• [YOUR TASK] Look for the string "plus" and copy every line that has it.

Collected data
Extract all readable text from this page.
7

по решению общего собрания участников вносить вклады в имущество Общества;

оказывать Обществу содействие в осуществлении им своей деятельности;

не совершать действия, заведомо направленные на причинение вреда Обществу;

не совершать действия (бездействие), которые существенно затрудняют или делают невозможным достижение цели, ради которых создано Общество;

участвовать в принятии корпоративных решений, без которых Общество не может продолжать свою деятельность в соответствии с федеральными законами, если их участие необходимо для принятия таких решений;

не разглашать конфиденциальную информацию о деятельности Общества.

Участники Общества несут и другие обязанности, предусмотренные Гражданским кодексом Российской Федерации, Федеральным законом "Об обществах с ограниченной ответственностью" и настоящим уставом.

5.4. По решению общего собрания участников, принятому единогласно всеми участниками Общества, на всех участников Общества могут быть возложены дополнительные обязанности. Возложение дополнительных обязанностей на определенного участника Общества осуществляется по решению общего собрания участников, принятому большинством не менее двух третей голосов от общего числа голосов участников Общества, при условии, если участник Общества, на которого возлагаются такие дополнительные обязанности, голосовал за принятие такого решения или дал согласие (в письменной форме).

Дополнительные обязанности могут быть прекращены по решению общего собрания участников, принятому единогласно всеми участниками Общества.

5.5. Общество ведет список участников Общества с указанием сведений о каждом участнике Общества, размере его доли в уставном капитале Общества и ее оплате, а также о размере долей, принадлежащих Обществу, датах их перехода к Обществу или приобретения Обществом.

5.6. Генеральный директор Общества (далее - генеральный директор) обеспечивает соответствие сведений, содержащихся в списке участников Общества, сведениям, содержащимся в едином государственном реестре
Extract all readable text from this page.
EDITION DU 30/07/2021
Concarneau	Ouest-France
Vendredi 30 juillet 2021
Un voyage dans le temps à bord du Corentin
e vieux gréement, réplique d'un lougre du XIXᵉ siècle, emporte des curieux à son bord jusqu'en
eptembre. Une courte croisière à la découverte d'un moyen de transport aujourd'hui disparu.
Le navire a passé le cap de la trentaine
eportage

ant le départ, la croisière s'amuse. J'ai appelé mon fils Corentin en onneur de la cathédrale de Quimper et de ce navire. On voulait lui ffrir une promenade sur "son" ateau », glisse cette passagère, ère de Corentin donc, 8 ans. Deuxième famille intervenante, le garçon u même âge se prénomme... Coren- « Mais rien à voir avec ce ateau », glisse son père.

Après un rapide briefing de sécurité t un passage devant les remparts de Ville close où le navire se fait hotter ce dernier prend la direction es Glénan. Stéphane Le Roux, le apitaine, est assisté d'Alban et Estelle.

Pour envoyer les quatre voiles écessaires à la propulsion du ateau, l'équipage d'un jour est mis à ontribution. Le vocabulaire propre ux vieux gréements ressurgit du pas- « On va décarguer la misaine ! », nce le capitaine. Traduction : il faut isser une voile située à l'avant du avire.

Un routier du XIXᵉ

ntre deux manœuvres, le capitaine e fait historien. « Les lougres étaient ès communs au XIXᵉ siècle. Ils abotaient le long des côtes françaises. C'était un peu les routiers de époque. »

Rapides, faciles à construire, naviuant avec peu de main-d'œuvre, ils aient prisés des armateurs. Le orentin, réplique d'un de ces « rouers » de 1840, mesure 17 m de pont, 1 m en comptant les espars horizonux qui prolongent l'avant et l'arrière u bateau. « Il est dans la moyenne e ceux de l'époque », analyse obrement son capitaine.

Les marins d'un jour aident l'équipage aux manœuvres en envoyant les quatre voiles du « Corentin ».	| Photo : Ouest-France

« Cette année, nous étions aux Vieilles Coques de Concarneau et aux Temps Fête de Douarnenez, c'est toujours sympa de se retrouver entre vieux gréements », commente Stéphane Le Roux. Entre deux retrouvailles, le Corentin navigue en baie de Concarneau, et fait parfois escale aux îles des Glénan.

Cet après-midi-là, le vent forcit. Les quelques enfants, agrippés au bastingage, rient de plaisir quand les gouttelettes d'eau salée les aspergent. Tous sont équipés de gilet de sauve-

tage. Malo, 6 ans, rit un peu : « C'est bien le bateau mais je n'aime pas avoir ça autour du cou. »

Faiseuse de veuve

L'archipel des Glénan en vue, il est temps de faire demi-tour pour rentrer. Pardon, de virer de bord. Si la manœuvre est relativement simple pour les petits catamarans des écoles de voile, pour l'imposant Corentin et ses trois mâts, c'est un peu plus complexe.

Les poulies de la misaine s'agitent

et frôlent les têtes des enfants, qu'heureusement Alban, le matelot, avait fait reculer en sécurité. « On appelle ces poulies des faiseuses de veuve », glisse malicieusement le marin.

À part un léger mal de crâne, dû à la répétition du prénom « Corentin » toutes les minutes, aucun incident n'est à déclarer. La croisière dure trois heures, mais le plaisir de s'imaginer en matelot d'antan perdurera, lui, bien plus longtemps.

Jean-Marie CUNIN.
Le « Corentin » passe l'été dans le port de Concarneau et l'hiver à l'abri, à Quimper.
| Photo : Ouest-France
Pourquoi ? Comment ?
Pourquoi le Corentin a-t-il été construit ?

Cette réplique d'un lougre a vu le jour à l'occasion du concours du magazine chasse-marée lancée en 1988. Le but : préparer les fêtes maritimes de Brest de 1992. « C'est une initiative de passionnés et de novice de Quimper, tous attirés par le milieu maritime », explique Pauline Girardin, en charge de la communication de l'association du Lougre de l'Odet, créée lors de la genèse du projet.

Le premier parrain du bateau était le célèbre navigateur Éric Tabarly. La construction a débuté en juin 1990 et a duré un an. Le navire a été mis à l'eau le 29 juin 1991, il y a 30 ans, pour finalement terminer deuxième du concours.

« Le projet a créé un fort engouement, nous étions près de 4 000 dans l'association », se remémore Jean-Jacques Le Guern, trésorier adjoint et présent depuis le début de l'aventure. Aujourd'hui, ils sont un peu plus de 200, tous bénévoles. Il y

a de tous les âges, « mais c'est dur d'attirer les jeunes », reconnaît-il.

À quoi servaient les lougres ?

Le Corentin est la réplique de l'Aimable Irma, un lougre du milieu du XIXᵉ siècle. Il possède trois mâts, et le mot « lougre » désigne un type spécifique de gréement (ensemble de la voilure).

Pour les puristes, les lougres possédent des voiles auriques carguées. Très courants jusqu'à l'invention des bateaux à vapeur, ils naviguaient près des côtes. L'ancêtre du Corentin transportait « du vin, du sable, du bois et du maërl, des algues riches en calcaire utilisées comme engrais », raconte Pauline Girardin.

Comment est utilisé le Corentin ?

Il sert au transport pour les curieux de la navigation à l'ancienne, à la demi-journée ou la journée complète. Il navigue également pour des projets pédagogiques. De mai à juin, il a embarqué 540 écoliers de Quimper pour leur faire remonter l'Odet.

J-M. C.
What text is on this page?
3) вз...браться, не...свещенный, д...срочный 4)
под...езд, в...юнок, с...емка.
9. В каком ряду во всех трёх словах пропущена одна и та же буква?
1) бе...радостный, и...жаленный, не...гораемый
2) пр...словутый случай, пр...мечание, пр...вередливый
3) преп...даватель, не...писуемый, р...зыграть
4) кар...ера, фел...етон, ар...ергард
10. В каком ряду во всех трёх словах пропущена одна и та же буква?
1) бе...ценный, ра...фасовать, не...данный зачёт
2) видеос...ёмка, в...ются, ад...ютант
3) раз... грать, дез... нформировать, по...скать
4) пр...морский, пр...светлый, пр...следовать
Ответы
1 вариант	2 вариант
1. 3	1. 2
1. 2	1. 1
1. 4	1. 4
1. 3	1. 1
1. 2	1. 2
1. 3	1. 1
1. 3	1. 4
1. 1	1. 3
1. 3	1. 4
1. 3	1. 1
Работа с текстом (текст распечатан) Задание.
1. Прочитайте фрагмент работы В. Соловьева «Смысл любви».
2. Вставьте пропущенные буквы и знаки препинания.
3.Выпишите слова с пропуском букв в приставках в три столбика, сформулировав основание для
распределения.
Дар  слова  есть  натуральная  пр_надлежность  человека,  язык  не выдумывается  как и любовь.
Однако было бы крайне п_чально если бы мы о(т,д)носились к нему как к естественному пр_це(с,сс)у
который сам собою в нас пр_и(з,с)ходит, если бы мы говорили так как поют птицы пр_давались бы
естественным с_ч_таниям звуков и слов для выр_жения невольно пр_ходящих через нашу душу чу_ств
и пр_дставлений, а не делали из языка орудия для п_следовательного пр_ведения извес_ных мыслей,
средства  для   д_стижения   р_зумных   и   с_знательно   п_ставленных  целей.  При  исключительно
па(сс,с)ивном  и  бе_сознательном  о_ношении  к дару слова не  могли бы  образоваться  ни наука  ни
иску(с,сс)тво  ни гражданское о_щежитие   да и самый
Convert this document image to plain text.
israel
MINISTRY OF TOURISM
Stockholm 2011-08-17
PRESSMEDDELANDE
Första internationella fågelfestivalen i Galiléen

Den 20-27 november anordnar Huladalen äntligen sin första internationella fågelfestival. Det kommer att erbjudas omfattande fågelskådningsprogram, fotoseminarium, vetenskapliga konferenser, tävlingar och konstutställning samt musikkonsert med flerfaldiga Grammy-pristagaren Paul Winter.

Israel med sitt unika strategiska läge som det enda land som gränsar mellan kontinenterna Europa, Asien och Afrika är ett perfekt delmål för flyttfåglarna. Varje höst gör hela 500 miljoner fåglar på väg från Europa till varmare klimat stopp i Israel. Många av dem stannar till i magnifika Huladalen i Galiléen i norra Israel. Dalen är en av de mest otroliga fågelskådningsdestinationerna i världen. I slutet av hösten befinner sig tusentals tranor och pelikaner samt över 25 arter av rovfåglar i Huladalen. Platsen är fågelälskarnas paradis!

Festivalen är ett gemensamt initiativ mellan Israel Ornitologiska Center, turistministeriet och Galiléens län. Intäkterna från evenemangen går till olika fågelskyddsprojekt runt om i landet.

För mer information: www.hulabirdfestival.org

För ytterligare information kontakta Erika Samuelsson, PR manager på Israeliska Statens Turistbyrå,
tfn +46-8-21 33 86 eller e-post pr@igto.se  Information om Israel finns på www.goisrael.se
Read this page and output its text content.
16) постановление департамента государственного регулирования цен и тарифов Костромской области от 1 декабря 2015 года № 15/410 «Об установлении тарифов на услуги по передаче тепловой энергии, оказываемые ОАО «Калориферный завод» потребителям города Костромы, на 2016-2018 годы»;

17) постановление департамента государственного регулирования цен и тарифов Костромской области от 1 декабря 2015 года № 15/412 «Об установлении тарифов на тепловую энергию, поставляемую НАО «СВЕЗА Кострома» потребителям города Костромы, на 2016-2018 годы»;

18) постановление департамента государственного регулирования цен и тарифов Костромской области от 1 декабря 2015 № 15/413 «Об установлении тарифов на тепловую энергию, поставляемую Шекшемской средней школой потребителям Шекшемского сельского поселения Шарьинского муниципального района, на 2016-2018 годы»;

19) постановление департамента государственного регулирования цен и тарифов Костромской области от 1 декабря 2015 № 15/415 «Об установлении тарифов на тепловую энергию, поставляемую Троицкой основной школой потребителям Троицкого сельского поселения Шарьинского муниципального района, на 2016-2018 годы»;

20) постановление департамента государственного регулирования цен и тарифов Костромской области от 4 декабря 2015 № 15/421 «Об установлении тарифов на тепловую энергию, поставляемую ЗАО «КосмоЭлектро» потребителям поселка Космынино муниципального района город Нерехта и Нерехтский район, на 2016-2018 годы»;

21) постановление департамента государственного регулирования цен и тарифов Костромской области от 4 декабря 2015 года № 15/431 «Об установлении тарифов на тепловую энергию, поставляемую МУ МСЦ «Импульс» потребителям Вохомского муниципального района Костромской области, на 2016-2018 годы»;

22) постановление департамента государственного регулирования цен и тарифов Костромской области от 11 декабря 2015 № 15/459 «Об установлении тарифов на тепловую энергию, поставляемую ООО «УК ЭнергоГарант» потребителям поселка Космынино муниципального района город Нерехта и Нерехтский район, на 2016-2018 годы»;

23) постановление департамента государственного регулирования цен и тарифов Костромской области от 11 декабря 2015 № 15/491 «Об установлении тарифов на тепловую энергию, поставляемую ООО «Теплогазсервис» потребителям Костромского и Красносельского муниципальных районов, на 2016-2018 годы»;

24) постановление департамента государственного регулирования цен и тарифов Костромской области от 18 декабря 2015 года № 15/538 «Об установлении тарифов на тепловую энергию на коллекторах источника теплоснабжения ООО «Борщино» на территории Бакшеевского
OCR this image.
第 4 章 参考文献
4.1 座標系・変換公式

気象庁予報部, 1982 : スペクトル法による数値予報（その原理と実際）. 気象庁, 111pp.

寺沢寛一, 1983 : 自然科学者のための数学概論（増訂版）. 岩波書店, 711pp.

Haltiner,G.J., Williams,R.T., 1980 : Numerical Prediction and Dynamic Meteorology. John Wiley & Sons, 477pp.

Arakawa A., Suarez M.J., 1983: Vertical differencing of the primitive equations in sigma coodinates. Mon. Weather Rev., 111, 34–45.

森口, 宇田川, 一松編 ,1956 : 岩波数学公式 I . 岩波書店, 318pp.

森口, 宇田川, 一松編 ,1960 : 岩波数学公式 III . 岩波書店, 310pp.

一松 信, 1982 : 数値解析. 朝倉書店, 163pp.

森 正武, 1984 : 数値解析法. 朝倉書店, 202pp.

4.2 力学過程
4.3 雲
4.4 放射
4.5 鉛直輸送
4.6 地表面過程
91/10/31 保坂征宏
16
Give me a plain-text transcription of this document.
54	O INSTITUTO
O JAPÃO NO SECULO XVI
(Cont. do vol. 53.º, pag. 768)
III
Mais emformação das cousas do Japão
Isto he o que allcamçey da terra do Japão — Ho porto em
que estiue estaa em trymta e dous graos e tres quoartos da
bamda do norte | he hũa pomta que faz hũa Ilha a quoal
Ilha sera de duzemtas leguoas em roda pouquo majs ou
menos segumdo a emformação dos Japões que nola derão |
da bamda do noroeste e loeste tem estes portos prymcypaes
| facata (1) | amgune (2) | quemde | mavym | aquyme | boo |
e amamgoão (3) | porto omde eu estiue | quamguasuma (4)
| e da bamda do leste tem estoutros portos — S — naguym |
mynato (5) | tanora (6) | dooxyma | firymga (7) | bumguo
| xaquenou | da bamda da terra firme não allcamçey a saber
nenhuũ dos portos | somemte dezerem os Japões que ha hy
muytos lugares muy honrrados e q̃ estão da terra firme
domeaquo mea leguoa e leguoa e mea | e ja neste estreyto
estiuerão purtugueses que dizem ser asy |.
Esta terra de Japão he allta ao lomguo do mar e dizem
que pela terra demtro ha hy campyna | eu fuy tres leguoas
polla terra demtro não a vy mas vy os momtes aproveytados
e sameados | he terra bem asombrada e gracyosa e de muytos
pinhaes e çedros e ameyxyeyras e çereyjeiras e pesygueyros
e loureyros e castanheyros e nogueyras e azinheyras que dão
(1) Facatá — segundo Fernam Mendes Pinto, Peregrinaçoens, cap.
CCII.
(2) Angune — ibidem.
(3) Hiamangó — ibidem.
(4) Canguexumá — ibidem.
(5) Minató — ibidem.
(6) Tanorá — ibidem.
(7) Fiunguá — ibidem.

• [OUTPUT FOR THIS EXERCISE]
L'archipel des Glénan en vue, il est temps de faire demi-tour pour rentrer. Pardon, de virer de bord. Si la manœuvre est relativement simple pour les petits catamarans des écoles de voile, pour l'imposant Corentin et ses trois mâts, c'est un peu plus complexe.
À part un léger mal de crâne, dû à la répétition du prénom « Corentin » toutes les minutes, aucun incident n'est à déclarer. La croisière dure trois heures, mais le plaisir de s'imaginer en matelot d'antan perdurera, lui, bien plus longtemps.
« Le projet a créé un fort engouement, nous étions près de 4 000 dans l'association », se remémore Jean-Jacques Le Guern, trésorier adjoint et présent depuis le début de l'aventure. Aujourd'hui, ils sont un peu plus de 200, tous bénévoles. Il y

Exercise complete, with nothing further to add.